Stored entries
-- begin --

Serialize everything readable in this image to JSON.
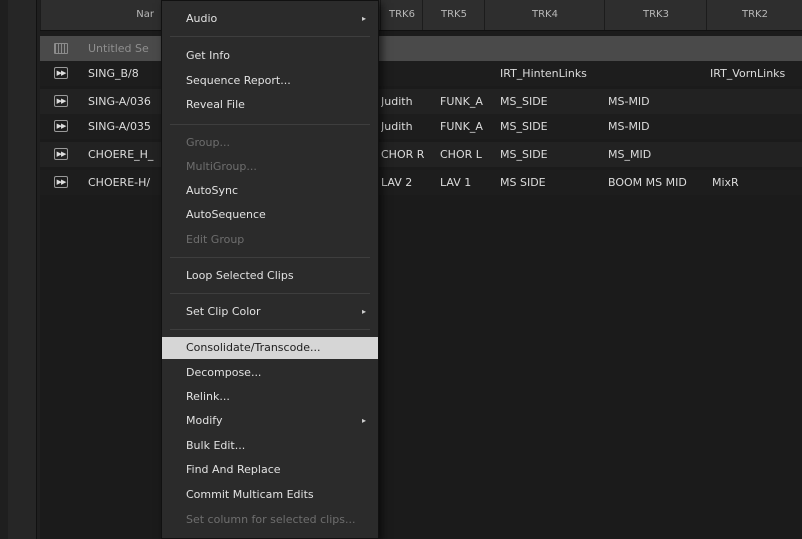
{
  "columns": {
    "name": "Nar",
    "trk6": "TRK6",
    "trk5": "TRK5",
    "trk4": "TRK4",
    "trk3": "TRK3",
    "trk2": "TRK2"
  },
  "rows": [
    {
      "name": "Untitled Se",
      "trk6": "",
      "trk5": "",
      "trk4": "",
      "trk3": "",
      "trk2": "",
      "icon": "sequence-icon",
      "selected": true
    },
    {
      "name": "SING_B/8",
      "trk6": "",
      "trk5": "",
      "trk4": "IRT_HintenLinks",
      "trk3": "",
      "trk2": "IRT_VornLinks",
      "icon": "clip-icon"
    },
    {
      "name": "SING-A/036",
      "trk6": "Judith",
      "trk5": "FUNK_A",
      "trk4": "MS_SIDE",
      "trk3": "MS-MID",
      "trk2": "",
      "icon": "clip-icon"
    },
    {
      "name": "SING-A/035",
      "trk6": "Judith",
      "trk5": "FUNK_A",
      "trk4": "MS_SIDE",
      "trk3": "MS-MID",
      "trk2": "",
      "icon": "clip-icon"
    },
    {
      "name": "CHOERE_H_",
      "trk6": "CHOR R",
      "trk5": "CHOR L",
      "trk4": "MS_SIDE",
      "trk3": "MS_MID",
      "trk2": "",
      "icon": "clip-icon"
    },
    {
      "name": "CHOERE-H/",
      "trk6": "LAV 2",
      "trk5": "LAV 1",
      "trk4": "MS SIDE",
      "trk3": "BOOM MS MID",
      "trk2": "MixR",
      "icon": "clip-icon"
    }
  ],
  "menu": {
    "audio": "Audio",
    "get_info": "Get Info",
    "sequence_report": "Sequence Report...",
    "reveal_file": "Reveal File",
    "group": "Group...",
    "multigroup": "MultiGroup...",
    "autosync": "AutoSync",
    "autosequence": "AutoSequence",
    "edit_group": "Edit Group",
    "loop_selected_clips": "Loop Selected Clips",
    "set_clip_color": "Set Clip Color",
    "consolidate_transcode": "Consolidate/Transcode...",
    "decompose": "Decompose...",
    "relink": "Relink...",
    "modify": "Modify",
    "bulk_edit": "Bulk Edit...",
    "find_and_replace": "Find And Replace",
    "commit_multicam_edits": "Commit Multicam Edits",
    "set_column_for_selected_clips": "Set column for selected clips...",
    "submenu_arrow": "▸"
  },
  "icons": {
    "sequence": "sequence-icon",
    "clip": "clip-icon",
    "submenu": "chevron-right-icon"
  },
  "colors": {
    "menu_bg": "#2b2b2b",
    "highlight_bg": "#d6d6d6",
    "selected_row": "#4a4a4a",
    "disabled_text": "#6e6e6e"
  }
}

-- end --

GOAL OF THE EXERCISE:
Find the lines above that include the string "name" and copy them.

EXPECTED ANSWER:
    "name": "Nar",
      "name": "Untitled Se",
      "name": "SING_B/8",
      "name": "SING-A/036",
      "name": "SING-A/035",
      "name": "CHOERE_H_",
      "name": "CHOERE-H/",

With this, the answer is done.